Identify the lines in the data below that contain "extrusion" and give only how many there are.

____ Records for this exercise

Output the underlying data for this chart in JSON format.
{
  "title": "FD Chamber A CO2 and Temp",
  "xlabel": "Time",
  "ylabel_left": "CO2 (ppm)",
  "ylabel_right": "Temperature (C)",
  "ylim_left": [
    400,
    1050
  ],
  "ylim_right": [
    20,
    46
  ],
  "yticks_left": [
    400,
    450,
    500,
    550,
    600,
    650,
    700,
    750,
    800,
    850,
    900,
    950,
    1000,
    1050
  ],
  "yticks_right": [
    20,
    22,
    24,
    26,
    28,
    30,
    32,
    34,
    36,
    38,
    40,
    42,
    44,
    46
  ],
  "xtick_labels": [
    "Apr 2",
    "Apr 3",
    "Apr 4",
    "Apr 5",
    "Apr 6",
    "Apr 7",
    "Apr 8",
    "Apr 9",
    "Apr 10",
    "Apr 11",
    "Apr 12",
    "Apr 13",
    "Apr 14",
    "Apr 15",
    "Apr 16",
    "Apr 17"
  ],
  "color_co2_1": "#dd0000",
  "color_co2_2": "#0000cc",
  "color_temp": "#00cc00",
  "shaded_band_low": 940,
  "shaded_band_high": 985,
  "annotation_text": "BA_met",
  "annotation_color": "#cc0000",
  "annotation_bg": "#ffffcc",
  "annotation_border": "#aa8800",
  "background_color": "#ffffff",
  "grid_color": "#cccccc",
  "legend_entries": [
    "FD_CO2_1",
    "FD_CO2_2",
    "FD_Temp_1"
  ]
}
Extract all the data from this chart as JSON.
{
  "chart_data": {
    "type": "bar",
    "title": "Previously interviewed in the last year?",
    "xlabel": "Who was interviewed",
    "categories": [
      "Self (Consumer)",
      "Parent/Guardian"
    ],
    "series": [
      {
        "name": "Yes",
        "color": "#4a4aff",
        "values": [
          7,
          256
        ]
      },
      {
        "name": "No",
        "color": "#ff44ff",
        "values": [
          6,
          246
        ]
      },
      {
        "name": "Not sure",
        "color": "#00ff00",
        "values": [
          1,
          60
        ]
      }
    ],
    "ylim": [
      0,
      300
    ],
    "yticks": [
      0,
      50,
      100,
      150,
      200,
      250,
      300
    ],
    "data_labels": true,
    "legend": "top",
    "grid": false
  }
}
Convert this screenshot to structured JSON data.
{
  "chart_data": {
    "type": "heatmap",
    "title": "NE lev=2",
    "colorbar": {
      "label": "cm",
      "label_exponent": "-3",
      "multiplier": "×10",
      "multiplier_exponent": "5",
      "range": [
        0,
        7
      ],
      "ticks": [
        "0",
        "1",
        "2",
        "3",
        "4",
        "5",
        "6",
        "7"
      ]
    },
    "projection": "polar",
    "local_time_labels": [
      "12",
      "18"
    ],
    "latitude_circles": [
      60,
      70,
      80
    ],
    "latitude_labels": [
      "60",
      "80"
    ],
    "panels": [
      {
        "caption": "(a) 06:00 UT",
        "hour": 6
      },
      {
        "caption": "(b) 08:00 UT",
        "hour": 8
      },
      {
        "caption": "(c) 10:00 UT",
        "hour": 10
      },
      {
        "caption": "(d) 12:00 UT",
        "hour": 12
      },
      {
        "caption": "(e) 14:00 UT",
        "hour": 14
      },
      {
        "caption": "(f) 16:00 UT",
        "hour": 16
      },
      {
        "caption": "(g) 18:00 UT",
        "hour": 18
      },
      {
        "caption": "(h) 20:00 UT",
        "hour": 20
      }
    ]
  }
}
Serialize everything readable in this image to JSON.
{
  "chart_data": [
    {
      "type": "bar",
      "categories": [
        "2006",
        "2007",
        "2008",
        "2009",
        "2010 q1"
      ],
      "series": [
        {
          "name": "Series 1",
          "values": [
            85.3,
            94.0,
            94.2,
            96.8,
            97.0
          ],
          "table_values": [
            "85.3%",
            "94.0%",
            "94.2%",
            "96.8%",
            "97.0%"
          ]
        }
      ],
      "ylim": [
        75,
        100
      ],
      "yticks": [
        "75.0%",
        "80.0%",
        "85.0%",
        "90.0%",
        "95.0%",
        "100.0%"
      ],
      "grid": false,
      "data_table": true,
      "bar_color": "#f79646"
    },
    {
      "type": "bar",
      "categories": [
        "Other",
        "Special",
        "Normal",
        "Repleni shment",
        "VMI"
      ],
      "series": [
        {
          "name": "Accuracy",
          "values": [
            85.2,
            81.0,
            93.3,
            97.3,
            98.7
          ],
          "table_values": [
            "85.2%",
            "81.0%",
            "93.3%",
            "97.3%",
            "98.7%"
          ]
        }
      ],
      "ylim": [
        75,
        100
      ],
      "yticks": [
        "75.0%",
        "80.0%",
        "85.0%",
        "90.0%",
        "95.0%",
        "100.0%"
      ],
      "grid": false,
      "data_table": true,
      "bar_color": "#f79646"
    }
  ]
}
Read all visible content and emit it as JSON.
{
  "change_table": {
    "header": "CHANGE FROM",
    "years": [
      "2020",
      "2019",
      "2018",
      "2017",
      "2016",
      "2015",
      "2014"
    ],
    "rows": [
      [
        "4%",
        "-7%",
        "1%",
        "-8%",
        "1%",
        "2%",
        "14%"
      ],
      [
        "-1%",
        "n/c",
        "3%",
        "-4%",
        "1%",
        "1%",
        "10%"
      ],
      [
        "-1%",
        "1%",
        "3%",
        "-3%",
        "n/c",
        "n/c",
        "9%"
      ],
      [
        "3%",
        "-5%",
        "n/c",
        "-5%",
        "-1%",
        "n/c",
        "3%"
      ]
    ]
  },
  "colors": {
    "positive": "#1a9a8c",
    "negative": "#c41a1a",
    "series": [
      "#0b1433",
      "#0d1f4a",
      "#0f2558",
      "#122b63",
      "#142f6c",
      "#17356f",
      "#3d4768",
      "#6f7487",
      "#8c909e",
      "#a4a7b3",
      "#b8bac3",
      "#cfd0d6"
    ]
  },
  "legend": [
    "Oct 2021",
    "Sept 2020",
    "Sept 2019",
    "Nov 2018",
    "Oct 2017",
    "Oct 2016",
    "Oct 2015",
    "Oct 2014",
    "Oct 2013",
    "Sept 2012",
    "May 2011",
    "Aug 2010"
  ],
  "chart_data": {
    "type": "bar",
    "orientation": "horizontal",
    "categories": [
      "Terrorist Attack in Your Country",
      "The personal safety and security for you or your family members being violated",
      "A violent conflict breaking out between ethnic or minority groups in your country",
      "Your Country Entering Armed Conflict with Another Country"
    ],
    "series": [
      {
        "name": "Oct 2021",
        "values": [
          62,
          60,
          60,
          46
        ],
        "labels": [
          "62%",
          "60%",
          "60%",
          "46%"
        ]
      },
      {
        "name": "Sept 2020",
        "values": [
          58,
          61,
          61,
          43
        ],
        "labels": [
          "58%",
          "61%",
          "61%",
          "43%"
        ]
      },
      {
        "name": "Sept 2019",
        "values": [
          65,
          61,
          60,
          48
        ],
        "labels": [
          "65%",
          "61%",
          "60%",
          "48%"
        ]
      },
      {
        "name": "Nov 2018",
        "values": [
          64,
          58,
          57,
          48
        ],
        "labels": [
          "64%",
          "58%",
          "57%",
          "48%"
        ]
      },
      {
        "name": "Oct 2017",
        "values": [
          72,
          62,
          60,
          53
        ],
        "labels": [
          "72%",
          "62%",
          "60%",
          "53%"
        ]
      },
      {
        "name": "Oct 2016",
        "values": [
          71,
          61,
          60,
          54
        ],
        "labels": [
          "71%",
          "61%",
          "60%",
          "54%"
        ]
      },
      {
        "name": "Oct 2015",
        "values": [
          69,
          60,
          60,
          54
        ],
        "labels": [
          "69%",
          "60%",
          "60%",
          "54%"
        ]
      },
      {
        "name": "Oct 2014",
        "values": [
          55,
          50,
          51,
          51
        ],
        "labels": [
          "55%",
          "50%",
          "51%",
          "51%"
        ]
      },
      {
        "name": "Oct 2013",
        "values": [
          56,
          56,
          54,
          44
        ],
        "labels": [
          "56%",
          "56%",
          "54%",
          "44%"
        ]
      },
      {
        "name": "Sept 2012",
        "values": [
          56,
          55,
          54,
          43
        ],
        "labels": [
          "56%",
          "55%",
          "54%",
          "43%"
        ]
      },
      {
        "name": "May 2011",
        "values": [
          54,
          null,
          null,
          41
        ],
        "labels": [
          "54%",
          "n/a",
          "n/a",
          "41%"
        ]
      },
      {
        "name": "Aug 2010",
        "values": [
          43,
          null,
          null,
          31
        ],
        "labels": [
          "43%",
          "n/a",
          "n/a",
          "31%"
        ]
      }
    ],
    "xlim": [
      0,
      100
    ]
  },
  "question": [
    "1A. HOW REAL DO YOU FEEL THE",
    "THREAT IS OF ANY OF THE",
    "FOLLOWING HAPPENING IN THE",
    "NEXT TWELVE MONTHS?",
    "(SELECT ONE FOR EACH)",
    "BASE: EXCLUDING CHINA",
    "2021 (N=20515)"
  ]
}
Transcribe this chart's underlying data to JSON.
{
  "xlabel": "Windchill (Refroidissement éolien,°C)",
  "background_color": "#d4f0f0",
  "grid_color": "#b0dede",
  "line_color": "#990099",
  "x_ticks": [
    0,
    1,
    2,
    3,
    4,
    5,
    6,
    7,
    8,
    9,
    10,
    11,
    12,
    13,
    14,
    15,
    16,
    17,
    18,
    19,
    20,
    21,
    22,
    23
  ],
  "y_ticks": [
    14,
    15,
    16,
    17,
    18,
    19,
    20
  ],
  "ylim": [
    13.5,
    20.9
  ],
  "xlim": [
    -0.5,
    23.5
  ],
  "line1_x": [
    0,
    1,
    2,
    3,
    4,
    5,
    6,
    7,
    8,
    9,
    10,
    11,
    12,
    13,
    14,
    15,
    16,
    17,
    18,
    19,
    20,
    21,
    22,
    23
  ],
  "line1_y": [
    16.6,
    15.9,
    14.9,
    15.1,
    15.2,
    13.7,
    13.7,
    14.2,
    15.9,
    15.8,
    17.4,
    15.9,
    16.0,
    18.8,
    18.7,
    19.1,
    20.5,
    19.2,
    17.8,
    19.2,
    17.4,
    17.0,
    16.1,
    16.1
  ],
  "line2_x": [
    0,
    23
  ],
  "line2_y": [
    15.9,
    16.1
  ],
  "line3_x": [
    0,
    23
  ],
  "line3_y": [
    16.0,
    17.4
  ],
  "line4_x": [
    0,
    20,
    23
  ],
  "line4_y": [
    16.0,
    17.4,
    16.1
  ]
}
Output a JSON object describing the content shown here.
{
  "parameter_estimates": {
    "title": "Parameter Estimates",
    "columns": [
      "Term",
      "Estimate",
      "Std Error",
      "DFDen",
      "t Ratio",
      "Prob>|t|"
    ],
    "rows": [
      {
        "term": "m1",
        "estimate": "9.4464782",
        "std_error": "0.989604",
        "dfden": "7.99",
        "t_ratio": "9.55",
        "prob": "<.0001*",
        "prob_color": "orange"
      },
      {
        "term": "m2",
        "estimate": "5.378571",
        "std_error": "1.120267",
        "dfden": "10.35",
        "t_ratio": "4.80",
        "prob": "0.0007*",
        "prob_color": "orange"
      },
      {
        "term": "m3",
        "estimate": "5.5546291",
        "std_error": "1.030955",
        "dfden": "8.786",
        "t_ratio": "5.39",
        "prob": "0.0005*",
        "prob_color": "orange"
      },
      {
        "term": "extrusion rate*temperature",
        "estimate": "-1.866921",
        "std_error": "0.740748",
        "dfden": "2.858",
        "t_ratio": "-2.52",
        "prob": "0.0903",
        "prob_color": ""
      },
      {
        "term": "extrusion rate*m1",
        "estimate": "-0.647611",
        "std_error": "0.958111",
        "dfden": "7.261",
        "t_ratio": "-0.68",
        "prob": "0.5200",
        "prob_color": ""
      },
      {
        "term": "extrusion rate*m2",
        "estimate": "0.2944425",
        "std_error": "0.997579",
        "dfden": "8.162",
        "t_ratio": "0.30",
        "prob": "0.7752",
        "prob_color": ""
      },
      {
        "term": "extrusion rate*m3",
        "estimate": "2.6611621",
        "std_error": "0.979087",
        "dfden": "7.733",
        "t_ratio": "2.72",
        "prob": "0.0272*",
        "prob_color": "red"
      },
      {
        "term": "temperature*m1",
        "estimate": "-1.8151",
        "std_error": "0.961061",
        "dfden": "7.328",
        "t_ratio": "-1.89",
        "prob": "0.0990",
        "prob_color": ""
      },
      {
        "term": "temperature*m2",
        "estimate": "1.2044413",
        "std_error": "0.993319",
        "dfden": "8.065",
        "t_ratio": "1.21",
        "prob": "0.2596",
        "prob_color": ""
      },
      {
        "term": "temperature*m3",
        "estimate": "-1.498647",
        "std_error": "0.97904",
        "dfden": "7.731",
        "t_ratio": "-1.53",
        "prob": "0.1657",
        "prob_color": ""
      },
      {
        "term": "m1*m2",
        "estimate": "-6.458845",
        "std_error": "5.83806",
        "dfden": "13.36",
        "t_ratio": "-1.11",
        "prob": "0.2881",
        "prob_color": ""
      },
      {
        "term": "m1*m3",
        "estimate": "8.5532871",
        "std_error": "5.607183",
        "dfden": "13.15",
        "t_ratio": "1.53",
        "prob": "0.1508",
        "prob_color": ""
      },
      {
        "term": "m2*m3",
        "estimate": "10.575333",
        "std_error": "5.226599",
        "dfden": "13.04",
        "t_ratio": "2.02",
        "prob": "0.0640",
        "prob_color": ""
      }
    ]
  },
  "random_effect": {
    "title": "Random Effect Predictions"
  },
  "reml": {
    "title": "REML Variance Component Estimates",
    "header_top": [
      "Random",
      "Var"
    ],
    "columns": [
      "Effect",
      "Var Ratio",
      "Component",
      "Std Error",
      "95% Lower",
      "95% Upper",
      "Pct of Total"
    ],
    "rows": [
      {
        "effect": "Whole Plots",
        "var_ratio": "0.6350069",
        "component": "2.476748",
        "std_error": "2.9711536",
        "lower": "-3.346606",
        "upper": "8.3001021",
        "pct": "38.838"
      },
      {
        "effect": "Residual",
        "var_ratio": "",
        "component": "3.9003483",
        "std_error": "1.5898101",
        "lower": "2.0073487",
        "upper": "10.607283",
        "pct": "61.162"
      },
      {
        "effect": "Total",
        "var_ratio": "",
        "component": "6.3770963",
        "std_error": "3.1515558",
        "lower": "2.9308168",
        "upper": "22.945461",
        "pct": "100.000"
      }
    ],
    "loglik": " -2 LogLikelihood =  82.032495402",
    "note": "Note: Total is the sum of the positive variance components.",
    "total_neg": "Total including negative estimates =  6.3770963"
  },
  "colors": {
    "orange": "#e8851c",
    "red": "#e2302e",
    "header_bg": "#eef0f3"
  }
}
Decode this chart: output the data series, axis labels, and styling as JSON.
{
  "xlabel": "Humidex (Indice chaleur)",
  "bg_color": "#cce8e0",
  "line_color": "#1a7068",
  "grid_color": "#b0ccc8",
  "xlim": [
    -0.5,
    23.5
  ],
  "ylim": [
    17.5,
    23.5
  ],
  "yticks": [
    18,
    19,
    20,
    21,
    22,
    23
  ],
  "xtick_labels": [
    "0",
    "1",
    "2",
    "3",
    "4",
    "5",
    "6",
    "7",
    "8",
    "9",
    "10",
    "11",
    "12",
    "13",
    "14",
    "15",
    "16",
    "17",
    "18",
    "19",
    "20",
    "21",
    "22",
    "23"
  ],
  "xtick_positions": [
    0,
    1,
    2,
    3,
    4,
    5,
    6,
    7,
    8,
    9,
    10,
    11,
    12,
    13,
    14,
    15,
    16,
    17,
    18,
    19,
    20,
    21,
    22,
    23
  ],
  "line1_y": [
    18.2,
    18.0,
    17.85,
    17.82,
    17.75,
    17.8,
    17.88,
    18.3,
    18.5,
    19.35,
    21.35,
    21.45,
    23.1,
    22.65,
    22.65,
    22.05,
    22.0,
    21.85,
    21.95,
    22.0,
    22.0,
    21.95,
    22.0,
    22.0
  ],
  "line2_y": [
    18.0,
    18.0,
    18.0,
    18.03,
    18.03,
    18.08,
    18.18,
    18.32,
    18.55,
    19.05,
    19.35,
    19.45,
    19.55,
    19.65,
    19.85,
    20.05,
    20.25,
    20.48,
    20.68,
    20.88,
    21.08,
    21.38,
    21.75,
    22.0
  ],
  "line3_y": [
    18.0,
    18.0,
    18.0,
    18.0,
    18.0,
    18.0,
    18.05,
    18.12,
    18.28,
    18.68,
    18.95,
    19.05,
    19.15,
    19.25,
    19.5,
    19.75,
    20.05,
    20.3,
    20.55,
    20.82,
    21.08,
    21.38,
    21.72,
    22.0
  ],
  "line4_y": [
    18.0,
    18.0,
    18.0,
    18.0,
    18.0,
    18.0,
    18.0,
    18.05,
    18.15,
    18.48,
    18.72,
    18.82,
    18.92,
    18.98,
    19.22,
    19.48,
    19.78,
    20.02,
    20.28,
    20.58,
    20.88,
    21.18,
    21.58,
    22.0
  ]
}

________

Solution below
4